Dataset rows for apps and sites
——————————
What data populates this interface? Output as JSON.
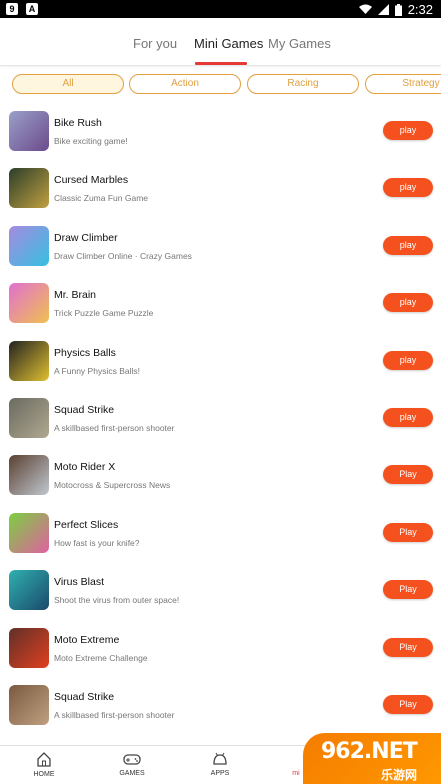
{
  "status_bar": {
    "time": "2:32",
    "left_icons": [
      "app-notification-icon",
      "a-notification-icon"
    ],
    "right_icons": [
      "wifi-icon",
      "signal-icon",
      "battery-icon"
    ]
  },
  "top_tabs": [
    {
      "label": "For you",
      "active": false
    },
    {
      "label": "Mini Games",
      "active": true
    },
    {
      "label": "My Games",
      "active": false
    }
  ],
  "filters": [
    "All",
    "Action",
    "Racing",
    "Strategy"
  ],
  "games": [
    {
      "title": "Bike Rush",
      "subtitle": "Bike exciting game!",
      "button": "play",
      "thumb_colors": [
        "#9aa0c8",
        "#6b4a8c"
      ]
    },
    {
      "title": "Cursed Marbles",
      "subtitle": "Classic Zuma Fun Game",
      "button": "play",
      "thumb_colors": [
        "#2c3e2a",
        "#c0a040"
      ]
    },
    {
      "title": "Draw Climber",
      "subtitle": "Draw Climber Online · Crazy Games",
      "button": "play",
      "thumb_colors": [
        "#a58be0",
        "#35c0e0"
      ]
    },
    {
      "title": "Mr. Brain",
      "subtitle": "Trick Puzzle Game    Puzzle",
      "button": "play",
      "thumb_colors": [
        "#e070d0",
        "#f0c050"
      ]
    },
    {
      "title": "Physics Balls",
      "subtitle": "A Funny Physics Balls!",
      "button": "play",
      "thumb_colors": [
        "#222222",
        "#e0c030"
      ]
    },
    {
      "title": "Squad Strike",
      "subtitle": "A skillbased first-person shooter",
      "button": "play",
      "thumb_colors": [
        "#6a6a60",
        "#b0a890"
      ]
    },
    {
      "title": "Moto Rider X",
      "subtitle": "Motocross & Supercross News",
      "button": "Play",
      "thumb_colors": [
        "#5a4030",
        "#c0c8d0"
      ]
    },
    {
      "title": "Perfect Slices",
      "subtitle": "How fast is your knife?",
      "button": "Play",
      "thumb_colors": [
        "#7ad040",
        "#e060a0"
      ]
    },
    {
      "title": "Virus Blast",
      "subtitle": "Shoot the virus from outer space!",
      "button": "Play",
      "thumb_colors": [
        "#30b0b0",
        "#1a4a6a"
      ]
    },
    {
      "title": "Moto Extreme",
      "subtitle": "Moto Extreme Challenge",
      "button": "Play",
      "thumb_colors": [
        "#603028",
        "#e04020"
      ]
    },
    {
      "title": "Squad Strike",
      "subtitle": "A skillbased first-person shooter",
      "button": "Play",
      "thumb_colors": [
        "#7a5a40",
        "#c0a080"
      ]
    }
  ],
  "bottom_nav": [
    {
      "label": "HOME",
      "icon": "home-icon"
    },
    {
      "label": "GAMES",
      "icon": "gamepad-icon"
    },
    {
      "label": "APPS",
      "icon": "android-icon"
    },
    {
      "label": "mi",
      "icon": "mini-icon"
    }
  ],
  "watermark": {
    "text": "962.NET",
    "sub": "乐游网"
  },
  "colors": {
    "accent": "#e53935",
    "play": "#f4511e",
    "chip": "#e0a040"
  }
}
——————————
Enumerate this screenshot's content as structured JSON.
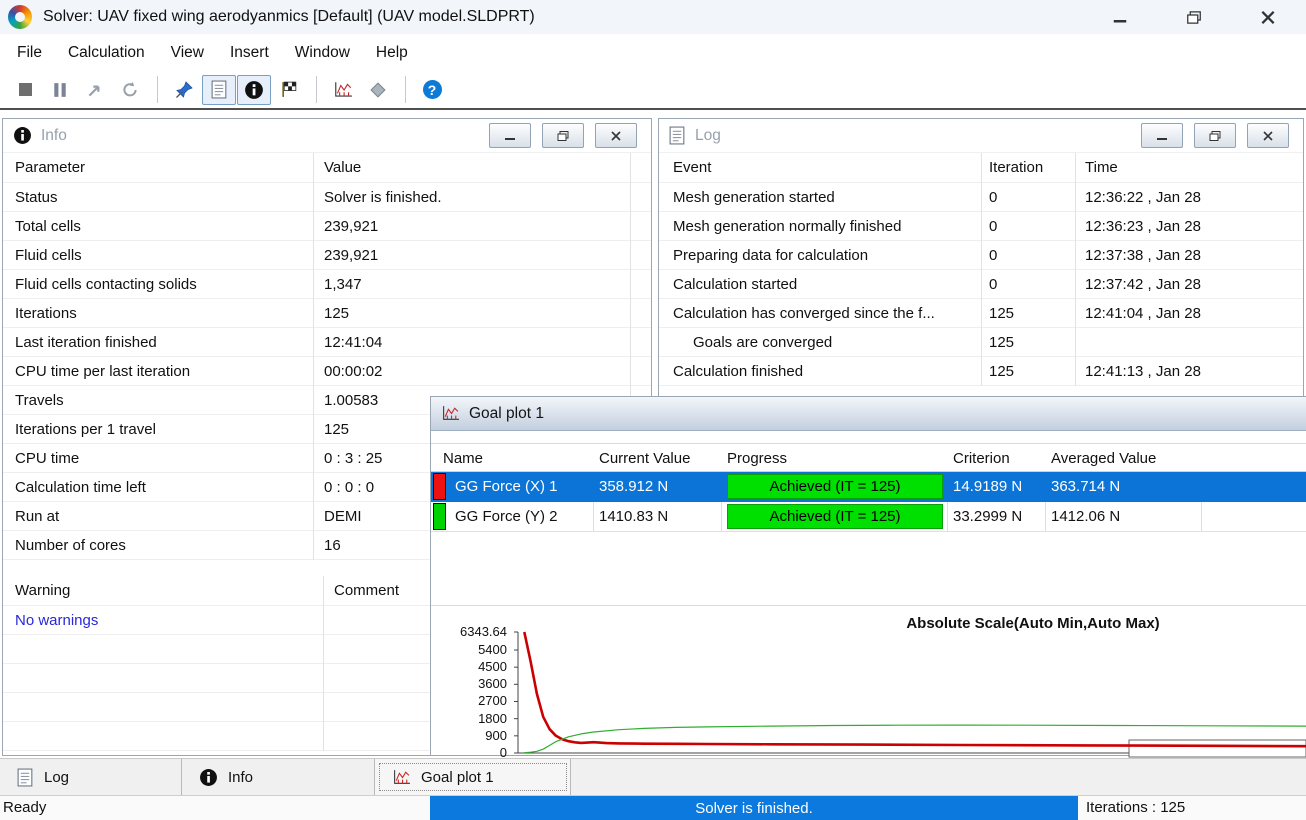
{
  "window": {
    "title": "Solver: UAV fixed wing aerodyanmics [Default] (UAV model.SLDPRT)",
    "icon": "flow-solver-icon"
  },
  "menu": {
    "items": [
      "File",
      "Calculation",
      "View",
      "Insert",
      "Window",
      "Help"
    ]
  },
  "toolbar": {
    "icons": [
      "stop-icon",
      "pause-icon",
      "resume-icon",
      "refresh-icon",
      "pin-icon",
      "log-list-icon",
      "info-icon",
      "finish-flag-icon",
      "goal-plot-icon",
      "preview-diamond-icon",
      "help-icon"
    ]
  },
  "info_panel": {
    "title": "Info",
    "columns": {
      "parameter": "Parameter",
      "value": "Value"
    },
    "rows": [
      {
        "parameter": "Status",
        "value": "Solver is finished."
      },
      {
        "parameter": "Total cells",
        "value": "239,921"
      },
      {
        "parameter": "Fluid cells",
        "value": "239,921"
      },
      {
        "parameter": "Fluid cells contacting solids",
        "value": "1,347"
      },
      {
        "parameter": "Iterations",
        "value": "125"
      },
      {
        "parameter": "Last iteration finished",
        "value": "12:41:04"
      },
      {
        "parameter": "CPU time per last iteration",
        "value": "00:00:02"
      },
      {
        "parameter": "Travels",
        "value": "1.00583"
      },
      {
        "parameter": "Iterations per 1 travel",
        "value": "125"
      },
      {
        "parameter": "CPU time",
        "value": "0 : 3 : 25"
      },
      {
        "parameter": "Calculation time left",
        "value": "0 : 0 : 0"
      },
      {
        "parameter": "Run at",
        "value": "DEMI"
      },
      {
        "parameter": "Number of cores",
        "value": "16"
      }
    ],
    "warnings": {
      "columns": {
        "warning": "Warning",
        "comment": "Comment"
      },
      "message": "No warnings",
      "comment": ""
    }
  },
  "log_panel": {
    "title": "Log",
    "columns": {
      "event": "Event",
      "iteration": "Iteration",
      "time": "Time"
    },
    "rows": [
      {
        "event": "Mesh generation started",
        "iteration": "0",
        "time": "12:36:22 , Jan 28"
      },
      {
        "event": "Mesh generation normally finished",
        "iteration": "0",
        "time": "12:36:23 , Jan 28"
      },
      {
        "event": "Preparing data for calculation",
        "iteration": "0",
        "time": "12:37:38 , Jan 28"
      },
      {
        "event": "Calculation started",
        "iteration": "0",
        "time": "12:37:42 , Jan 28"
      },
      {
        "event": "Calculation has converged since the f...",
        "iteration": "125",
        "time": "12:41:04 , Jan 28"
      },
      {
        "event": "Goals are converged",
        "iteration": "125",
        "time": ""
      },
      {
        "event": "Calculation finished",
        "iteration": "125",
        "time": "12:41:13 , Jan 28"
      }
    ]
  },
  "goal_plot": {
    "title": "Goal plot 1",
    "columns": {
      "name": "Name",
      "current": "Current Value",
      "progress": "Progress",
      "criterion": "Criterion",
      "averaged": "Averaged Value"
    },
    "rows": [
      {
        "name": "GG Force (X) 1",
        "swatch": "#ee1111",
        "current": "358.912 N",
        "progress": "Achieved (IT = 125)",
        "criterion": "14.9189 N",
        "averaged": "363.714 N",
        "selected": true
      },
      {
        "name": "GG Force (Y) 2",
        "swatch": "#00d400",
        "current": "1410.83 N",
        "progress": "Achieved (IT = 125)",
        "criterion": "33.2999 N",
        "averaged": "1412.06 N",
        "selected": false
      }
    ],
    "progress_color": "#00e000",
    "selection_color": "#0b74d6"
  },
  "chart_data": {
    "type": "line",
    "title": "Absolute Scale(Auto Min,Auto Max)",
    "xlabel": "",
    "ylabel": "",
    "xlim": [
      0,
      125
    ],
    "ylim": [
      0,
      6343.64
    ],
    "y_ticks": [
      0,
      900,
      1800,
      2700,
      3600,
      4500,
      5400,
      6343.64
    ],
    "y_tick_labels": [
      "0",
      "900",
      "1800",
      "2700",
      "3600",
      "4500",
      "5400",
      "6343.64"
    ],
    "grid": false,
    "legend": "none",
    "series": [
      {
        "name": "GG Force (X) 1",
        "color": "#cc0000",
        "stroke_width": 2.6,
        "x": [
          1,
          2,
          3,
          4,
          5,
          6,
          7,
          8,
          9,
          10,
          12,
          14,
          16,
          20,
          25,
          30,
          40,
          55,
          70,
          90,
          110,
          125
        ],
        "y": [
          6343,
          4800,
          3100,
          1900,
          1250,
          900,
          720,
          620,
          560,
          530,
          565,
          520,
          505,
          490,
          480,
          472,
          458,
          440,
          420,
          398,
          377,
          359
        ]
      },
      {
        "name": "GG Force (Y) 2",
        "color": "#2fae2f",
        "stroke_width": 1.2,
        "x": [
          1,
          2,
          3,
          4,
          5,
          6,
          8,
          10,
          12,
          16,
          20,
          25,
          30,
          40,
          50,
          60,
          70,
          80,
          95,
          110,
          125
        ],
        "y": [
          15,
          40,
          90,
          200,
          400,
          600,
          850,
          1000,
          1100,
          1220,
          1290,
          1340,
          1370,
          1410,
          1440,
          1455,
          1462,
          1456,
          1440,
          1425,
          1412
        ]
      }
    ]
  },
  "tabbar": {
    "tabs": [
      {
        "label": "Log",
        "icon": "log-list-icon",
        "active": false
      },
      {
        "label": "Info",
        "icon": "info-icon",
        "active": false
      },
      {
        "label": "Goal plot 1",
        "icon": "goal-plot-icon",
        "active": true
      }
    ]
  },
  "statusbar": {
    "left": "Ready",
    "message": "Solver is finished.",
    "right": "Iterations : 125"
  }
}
——————————
● **Your assignment**: Which of the lines above mention the word "Physics"? Pull those lines out.

● **Solution to the problem**:
      "title": "Physics Balls",
      "subtitle": "A Funny Physics Balls!",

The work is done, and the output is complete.